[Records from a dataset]
------------

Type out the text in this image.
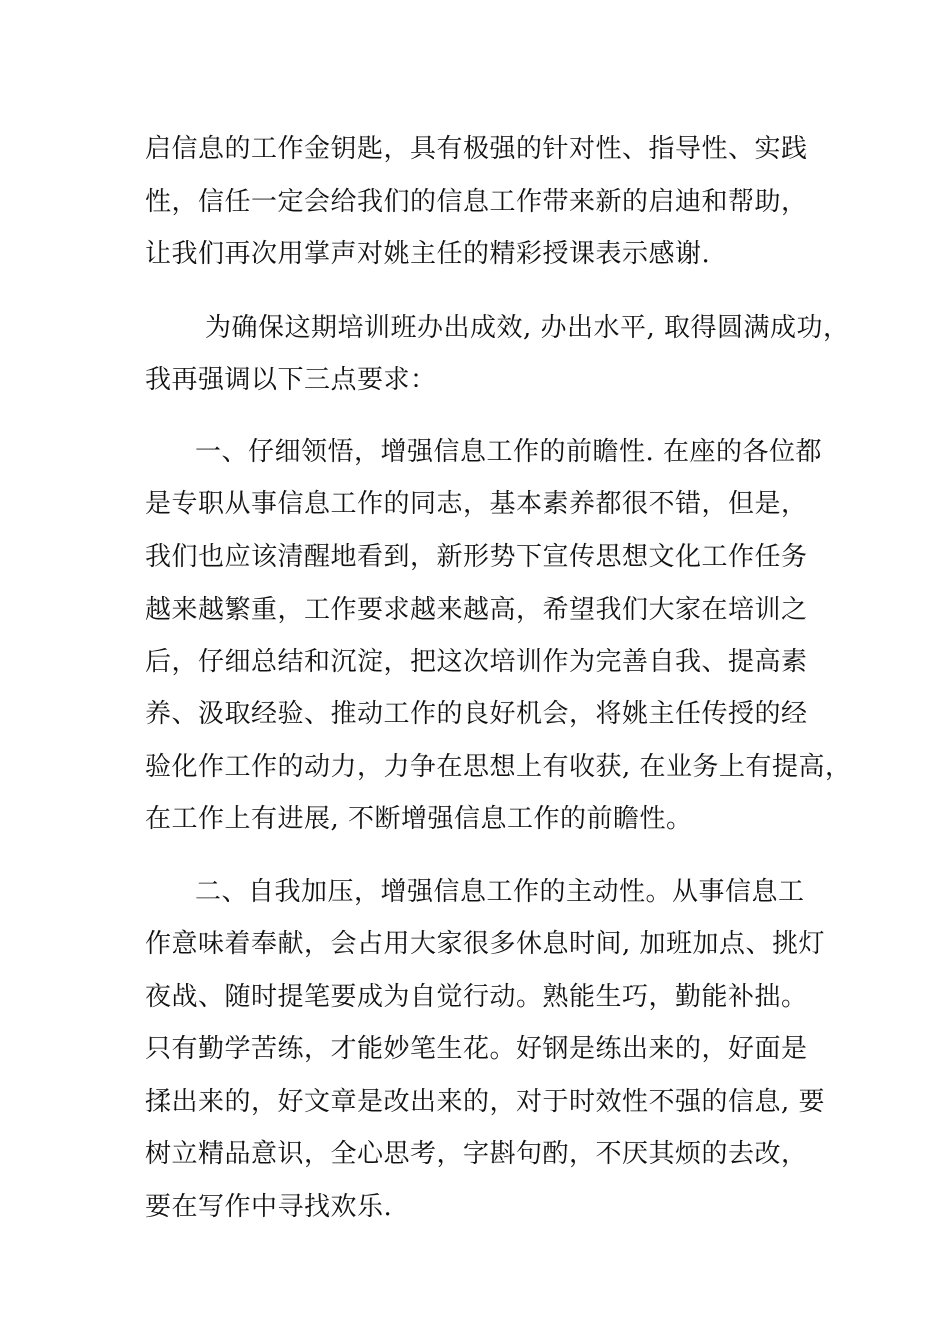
启信息的工作金钥匙，具有极强的针对性、指导性、实践
性，信任一定会给我们的信息工作带来新的启迪和帮助，
让我们再次用掌声对姚主任的精彩授课表示感谢.
为确保这期培训班办出成效, 办出水平, 取得圆满成功，
我再强调以下三点要求：
一、仔细领悟，增强信息工作的前瞻性. 在座的各位都
是专职从事信息工作的同志，基本素养都很不错，但是，
我们也应该清醒地看到，新形势下宣传思想文化工作任务
越来越繁重，工作要求越来越高，希望我们大家在培训之
后，仔细总结和沉淀，把这次培训作为完善自我、提高素
养、汲取经验、推动工作的良好机会，将姚主任传授的经
验化作工作的动力，力争在思想上有收获, 在业务上有提高，
在工作上有进展, 不断增强信息工作的前瞻性。
二、自我加压，增强信息工作的主动性。从事信息工
作意味着奉献，会占用大家很多休息时间, 加班加点、挑灯
夜战、随时提笔要成为自觉行动。熟能生巧，勤能补拙。
只有勤学苦练，才能妙笔生花。好钢是练出来的，好面是
揉出来的，好文章是改出来的，对于时效性不强的信息, 要
树立精品意识，全心思考，字斟句酌，不厌其烦的去改，
要在写作中寻找欢乐.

------------

§ Goal: Repeat the data exactly in full, omitting its pictures.

§ Task output:
Type out the text in this image.
启信息的工作金钥匙，具有极强的针对性、指导性、实践
性，信任一定会给我们的信息工作带来新的启迪和帮助，
让我们再次用掌声对姚主任的精彩授课表示感谢.
为确保这期培训班办出成效, 办出水平, 取得圆满成功，
我再强调以下三点要求：
一、仔细领悟，增强信息工作的前瞻性. 在座的各位都
是专职从事信息工作的同志，基本素养都很不错，但是，
我们也应该清醒地看到，新形势下宣传思想文化工作任务
越来越繁重，工作要求越来越高，希望我们大家在培训之
后，仔细总结和沉淀，把这次培训作为完善自我、提高素
养、汲取经验、推动工作的良好机会，将姚主任传授的经
验化作工作的动力，力争在思想上有收获, 在业务上有提高，
在工作上有进展, 不断增强信息工作的前瞻性。
二、自我加压，增强信息工作的主动性。从事信息工
作意味着奉献，会占用大家很多休息时间, 加班加点、挑灯
夜战、随时提笔要成为自觉行动。熟能生巧，勤能补拙。
只有勤学苦练，才能妙笔生花。好钢是练出来的，好面是
揉出来的，好文章是改出来的，对于时效性不强的信息, 要
树立精品意识，全心思考，字斟句酌，不厌其烦的去改，
要在写作中寻找欢乐.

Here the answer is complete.